> Task instructions: Please write the listing below out again exactly, leaving every picture behind.

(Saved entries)

-- start --

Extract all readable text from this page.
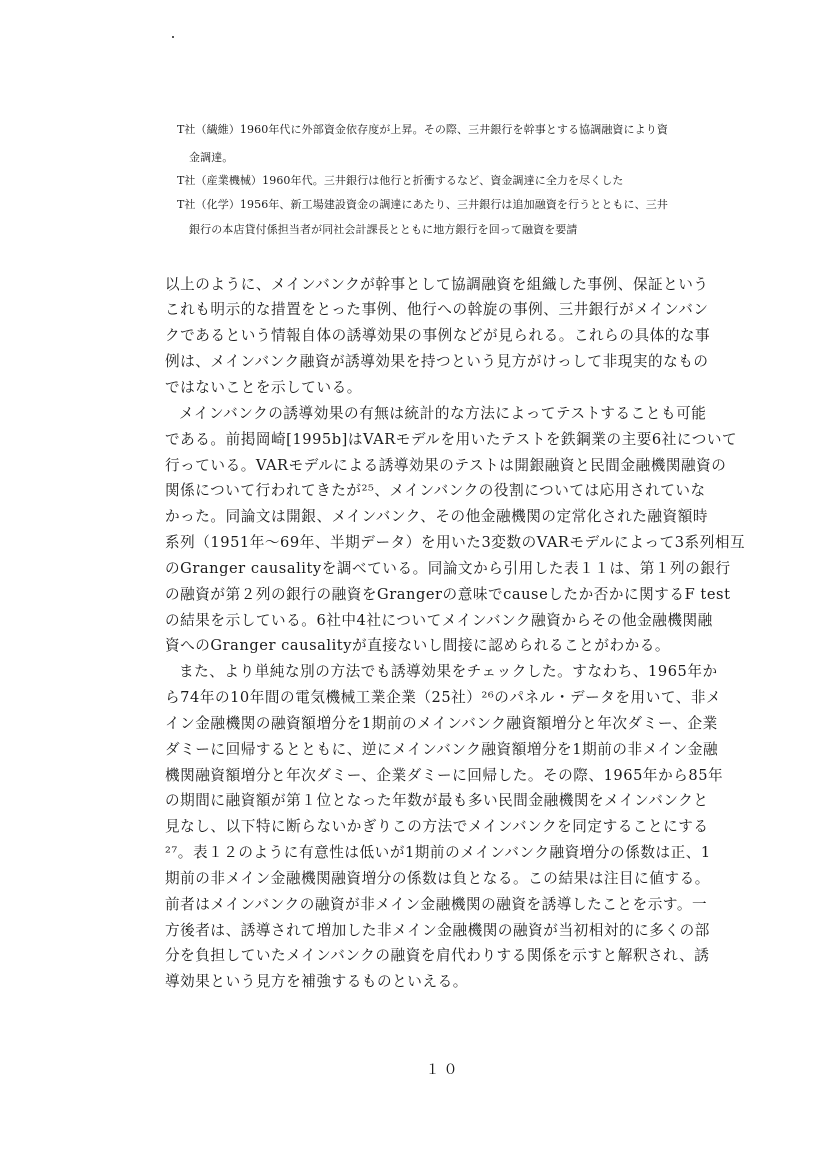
T社（繊維）1960年代に外部資金依存度が上昇。その際、三井銀行を幹事とする協調融資により資
金調達。
T社（産業機械）1960年代。三井銀行は他行と折衝するなど、資金調達に全力を尽くした
T社（化学）1956年、新工場建設資金の調達にあたり、三井銀行は追加融資を行うとともに、三井
銀行の本店貸付係担当者が同社会計課長とともに地方銀行を回って融資を要請
以上のように、メインバンクが幹事として協調融資を組織した事例、保証という
これも明示的な措置をとった事例、他行への斡旋の事例、三井銀行がメインバン
クであるという情報自体の誘導効果の事例などが見られる。これらの具体的な事
例は、メインバンク融資が誘導効果を持つという見方がけっして非現実的なもの
ではないことを示している。
メインバンクの誘導効果の有無は統計的な方法によってテストすることも可能
である。前掲岡崎[1995b]はVARモデルを用いたテストを鉄鋼業の主要6社について
行っている。VARモデルによる誘導効果のテストは開銀融資と民間金融機関融資の
関係について行われてきたが²⁵、メインバンクの役割については応用されていな
かった。同論文は開銀、メインバンク、その他金融機関の定常化された融資額時
系列（1951年～69年、半期データ）を用いた3変数のVARモデルによって3系列相互
のGranger causalityを調べている。同論文から引用した表１１は、第１列の銀行
の融資が第２列の銀行の融資をGrangerの意味でcauseしたか否かに関するF test
の結果を示している。6社中4社についてメインバンク融資からその他金融機関融
資へのGranger causalityが直接ないし間接に認められることがわかる。
また、より単純な別の方法でも誘導効果をチェックした。すなわち、1965年か
ら74年の10年間の電気機械工業企業（25社）²⁶のパネル・データを用いて、非メ
イン金融機関の融資額増分を1期前のメインバンク融資額増分と年次ダミー、企業
ダミーに回帰するとともに、逆にメインバンク融資額増分を1期前の非メイン金融
機関融資額増分と年次ダミー、企業ダミーに回帰した。その際、1965年から85年
の期間に融資額が第１位となった年数が最も多い民間金融機関をメインバンクと
見なし、以下特に断らないかぎりこの方法でメインバンクを同定することにする
²⁷。表１２のように有意性は低いが1期前のメインバンク融資増分の係数は正、1
期前の非メイン金融機関融資増分の係数は負となる。この結果は注目に値する。
前者はメインバンクの融資が非メイン金融機関の融資を誘導したことを示す。一
方後者は、誘導されて増加した非メイン金融機関の融資が当初相対的に多くの部
分を負担していたメインバンクの融資を肩代わりする関係を示すと解釈され、誘
導効果という見方を補強するものといえる。
１０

-- end --

> Full answer:
Extract all readable text from this page.
T社（繊維）1960年代に外部資金依存度が上昇。その際、三井銀行を幹事とする協調融資により資
金調達。
T社（産業機械）1960年代。三井銀行は他行と折衝するなど、資金調達に全力を尽くした
T社（化学）1956年、新工場建設資金の調達にあたり、三井銀行は追加融資を行うとともに、三井
銀行の本店貸付係担当者が同社会計課長とともに地方銀行を回って融資を要請
以上のように、メインバンクが幹事として協調融資を組織した事例、保証という
これも明示的な措置をとった事例、他行への斡旋の事例、三井銀行がメインバン
クであるという情報自体の誘導効果の事例などが見られる。これらの具体的な事
例は、メインバンク融資が誘導効果を持つという見方がけっして非現実的なもの
ではないことを示している。
メインバンクの誘導効果の有無は統計的な方法によってテストすることも可能
である。前掲岡崎[1995b]はVARモデルを用いたテストを鉄鋼業の主要6社について
行っている。VARモデルによる誘導効果のテストは開銀融資と民間金融機関融資の
関係について行われてきたが²⁵、メインバンクの役割については応用されていな
かった。同論文は開銀、メインバンク、その他金融機関の定常化された融資額時
系列（1951年～69年、半期データ）を用いた3変数のVARモデルによって3系列相互
のGranger causalityを調べている。同論文から引用した表１１は、第１列の銀行
の融資が第２列の銀行の融資をGrangerの意味でcauseしたか否かに関するF test
の結果を示している。6社中4社についてメインバンク融資からその他金融機関融
資へのGranger causalityが直接ないし間接に認められることがわかる。
また、より単純な別の方法でも誘導効果をチェックした。すなわち、1965年か
ら74年の10年間の電気機械工業企業（25社）²⁶のパネル・データを用いて、非メ
イン金融機関の融資額増分を1期前のメインバンク融資額増分と年次ダミー、企業
ダミーに回帰するとともに、逆にメインバンク融資額増分を1期前の非メイン金融
機関融資額増分と年次ダミー、企業ダミーに回帰した。その際、1965年から85年
の期間に融資額が第１位となった年数が最も多い民間金融機関をメインバンクと
見なし、以下特に断らないかぎりこの方法でメインバンクを同定することにする
²⁷。表１２のように有意性は低いが1期前のメインバンク融資増分の係数は正、1
期前の非メイン金融機関融資増分の係数は負となる。この結果は注目に値する。
前者はメインバンクの融資が非メイン金融機関の融資を誘導したことを示す。一
方後者は、誘導されて増加した非メイン金融機関の融資が当初相対的に多くの部
分を負担していたメインバンクの融資を肩代わりする関係を示すと解釈され、誘
導効果という見方を補強するものといえる。
１０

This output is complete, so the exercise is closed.